Task set -
**a)** In the review of the paper on weak and strong model collaboration, what does the strong model do with the drafts the weak model produces?
**b)** Write out the stretch of the review of the weak and strong model collaboration paper from "1. This paper" through "for broad application.".

[[ Text under study open ]]

This paper presents a collaborative framework that integrates a specialized weak model with a general strong model to enhance the reasoning performance of LLMs. In this framework, the weak model generates detailed initial drafts and background information tailored to specific domains, while the strong model refines and enhances these drafts utilizing its advanced reasoning capabilities. A feedback loop is implemented to fine-tune the weak model based on the preferences of the strong model, fostering an adaptive and synergistic relationship. Experimental results indicate that the proposed method outperforms both the basic weak and strong LLMs.

优点

  1. This paper is well-organized and easy to read.
  2. The proposed method presents a reasonable approach to improve the reasoning performance of LLMs by combining weak and strong LLMs.
  3. The approach is practical and has the potential for broad application.
  4. The experimental results reveal that the proposed method significantly enhances performance on various reasoning tasks compared to both the weak and strong LLMs.

缺点

  1. The technical innovations introduced in this paper appear to be somewhat limited, as the concept of leveraging both weak and strong LLMs has been extensively explored in prior research, including works such as “Your Weak LLM is Secretly a Strong Teacher for Alignment” and “Synthesizing Text-to-SQL Data from Weak and Strong LLMs.”
  2. A more comprehensive evaluation would enhance the study by comparing the proposed method against a more comprehensive array of advanced baseline models. Currently, the comparisons are limited to several basic baselines. Incorporating more sophisticated weak-strong collaboration methods and state-of-the-art techniques would provide stronger validation of the proposed method's effectiveness.
  3. To demonstrate the versatility of the proposed method, it would be advantageous to conduct experiments using different open-source LLMs of varying sizes.

问题

Please refer to the Weaknesses.

撤稿通知

I have read and agree with the venue's withdrawal policy on behalf of myself and my co-authors.

[[ Text under study closed ]]
[[ Recorded information open ]]

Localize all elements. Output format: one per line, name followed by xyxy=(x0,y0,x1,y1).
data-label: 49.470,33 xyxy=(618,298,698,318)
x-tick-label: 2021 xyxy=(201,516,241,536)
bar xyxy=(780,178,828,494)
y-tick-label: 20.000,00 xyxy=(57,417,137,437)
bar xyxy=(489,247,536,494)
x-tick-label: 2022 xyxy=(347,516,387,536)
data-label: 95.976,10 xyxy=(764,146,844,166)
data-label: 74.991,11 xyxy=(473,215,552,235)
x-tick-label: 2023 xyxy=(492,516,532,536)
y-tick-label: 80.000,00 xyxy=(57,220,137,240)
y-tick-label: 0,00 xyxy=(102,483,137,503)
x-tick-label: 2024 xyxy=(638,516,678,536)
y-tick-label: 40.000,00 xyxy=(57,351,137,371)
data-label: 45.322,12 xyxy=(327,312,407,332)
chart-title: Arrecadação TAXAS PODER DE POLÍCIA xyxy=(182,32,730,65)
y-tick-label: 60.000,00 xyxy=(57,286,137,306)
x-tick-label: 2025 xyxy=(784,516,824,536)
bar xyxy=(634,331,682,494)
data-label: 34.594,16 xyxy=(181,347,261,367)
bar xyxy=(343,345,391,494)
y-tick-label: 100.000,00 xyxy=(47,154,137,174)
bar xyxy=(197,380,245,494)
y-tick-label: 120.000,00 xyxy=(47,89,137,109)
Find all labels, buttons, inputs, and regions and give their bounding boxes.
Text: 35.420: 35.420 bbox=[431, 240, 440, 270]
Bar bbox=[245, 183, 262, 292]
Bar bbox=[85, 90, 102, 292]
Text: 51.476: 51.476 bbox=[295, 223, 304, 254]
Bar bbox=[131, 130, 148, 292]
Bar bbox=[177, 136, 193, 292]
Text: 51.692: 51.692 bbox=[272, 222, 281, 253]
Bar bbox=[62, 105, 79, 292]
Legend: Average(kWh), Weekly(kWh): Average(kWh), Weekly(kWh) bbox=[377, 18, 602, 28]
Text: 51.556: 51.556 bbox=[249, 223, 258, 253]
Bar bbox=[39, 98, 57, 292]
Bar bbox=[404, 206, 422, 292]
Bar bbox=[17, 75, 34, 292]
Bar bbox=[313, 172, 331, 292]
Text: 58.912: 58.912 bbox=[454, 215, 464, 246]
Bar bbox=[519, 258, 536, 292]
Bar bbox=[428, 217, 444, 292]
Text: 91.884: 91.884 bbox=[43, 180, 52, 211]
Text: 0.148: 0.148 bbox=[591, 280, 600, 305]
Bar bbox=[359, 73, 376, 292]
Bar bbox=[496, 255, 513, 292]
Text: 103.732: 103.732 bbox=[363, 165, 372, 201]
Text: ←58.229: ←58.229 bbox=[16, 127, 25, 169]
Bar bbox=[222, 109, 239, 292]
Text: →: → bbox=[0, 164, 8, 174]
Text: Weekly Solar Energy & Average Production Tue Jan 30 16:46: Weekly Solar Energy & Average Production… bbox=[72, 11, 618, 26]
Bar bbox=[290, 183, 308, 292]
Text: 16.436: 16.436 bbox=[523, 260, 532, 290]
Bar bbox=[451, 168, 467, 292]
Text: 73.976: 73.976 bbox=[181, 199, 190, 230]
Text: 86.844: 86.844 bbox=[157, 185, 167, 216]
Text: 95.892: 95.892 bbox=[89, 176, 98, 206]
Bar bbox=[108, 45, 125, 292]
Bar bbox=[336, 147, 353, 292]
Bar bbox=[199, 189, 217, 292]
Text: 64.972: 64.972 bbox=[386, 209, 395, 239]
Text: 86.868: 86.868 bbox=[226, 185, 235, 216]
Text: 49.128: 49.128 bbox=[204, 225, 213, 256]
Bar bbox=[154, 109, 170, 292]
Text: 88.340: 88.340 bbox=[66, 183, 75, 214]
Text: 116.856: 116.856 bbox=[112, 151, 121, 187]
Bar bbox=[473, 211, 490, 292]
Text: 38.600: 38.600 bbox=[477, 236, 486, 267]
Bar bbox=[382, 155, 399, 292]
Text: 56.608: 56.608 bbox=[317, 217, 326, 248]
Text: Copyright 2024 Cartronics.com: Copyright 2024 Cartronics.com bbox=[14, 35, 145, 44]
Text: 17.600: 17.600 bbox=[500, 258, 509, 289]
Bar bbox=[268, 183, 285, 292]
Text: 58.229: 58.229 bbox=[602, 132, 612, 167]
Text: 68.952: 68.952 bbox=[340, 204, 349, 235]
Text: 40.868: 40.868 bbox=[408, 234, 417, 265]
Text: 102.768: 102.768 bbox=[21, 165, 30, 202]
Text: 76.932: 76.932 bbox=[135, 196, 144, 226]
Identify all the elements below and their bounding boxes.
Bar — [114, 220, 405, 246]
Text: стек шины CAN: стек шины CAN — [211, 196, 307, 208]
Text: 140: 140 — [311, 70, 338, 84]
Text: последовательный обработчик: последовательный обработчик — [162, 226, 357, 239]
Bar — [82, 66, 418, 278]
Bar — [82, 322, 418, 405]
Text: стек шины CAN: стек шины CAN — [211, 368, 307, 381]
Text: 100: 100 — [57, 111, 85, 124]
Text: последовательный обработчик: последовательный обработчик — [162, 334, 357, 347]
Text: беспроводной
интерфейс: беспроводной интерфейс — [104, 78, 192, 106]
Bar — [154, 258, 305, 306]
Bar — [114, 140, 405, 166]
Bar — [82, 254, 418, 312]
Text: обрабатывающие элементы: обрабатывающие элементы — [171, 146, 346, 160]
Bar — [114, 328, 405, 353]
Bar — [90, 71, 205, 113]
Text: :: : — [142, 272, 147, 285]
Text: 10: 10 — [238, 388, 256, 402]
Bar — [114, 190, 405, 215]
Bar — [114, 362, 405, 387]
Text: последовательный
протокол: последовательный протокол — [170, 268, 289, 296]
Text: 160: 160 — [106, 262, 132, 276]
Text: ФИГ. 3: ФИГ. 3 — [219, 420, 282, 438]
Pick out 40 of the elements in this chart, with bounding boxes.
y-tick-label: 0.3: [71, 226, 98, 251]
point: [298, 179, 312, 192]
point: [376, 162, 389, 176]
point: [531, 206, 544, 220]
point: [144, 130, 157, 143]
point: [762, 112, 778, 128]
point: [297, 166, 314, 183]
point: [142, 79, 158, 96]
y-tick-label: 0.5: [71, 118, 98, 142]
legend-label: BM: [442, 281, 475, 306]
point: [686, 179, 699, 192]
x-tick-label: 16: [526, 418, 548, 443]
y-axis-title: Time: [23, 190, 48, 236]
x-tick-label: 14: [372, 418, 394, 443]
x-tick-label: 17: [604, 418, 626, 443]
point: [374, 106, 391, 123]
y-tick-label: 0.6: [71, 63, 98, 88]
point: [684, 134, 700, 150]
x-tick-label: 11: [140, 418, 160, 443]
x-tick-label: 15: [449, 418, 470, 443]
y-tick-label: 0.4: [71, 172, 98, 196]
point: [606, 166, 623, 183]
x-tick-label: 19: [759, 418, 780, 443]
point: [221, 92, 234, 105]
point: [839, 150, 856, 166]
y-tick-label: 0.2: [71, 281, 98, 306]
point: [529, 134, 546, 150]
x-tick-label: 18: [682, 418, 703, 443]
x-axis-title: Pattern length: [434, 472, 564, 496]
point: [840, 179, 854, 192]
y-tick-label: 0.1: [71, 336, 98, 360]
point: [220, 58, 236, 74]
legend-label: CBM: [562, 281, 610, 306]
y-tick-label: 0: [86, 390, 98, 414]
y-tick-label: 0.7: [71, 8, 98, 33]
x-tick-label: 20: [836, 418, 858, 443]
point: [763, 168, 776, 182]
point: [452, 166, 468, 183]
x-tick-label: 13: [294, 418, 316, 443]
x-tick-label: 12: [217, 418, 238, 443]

[[ Recorded information closed ]]

Solutions per task -
**a)** It refines and enhances them using its advanced reasoning capabilities.

**b)**
1. This paper is well-organized and easy to read.
  2. The proposed method presents a reasonable approach to improve the reasoning performance of LLMs by combining weak and strong LLMs.
  3. The approach is practical and has the potential for broad application.